### SET PROBLEM
Only the number is wanted: how many lines in the data contain "utenti"?

### DATA SECTION
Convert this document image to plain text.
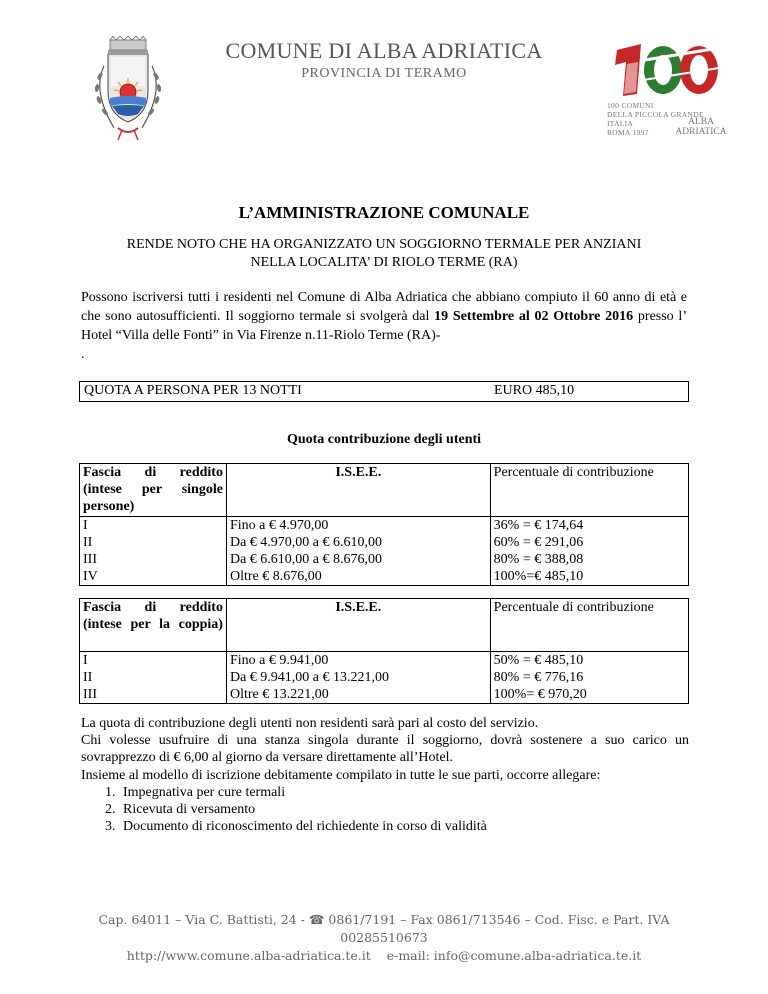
COMUNE DI ALBA ADRIATICA
PROVINCIA DI TERAMO
100 COMUNI
DELLA PICCOLA GRANDE
ITALIA
ROMA 1997
ALBA
ADRIATICA
L’AMMINISTRAZIONE COMUNALE
RENDE NOTO CHE HA ORGANIZZATO UN SOGGIORNO TERMALE PER ANZIANI
NELLA LOCALITA’ DI RIOLO TERME (RA)
Possono iscriversi tutti i residenti nel Comune di Alba Adriatica che abbiano compiuto il 60 anno di età e che sono autosufficienti. Il soggiorno termale si svolgerà dal 19 Settembre al 02 Ottobre 2016 presso l’ Hotel “Villa delle Fonti” in Via Firenze n.11-Riolo Terme (RA)-
.
QUOTA A PERSONA PER 13 NOTTI	EURO 485,10
Quota contribuzione degli utenti
Fascia di reddito (intese per singole persone)	I.S.E.E.	Percentuale di contribuzione
I	Fino a € 4.970,00	36% = € 174,64
II	Da € 4.970,00 a € 6.610,00	60% = € 291,06
III	Da € 6.610,00 a € 8.676,00	80% = € 388,08
IV	Oltre € 8.676,00	100%=€ 485,10
Fascia di reddito (intese per la coppia)	I.S.E.E.	Percentuale di contribuzione
I	Fino a € 9.941,00	50% = € 485,10
II	Da € 9.941,00 a € 13.221,00	80% = € 776,16
III	Oltre € 13.221,00	100%= € 970,20
La quota di contribuzione degli utenti non residenti sarà pari al costo del servizio.
Chi volesse usufruire di una stanza singola durante il soggiorno, dovrà sostenere a suo carico un sovrapprezzo di € 6,00 al giorno da versare direttamente all’Hotel.
Insieme al modello di iscrizione debitamente compilato in tutte le sue parti, occorre allegare:
1. Impegnativa per cure termali
2. Ricevuta di versamento
3. Documento di riconoscimento del richiedente in corso di validità
Cap. 64011 – Via C. Battisti, 24 - ☎ 0861/7191 – Fax 0861/713546 – Cod. Fisc. e Part. IVA
00285510673
http://www.comune.alba-adriatica.te.it e-mail: info@comune.alba-adriatica.te.it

### CORRECT RESULT
2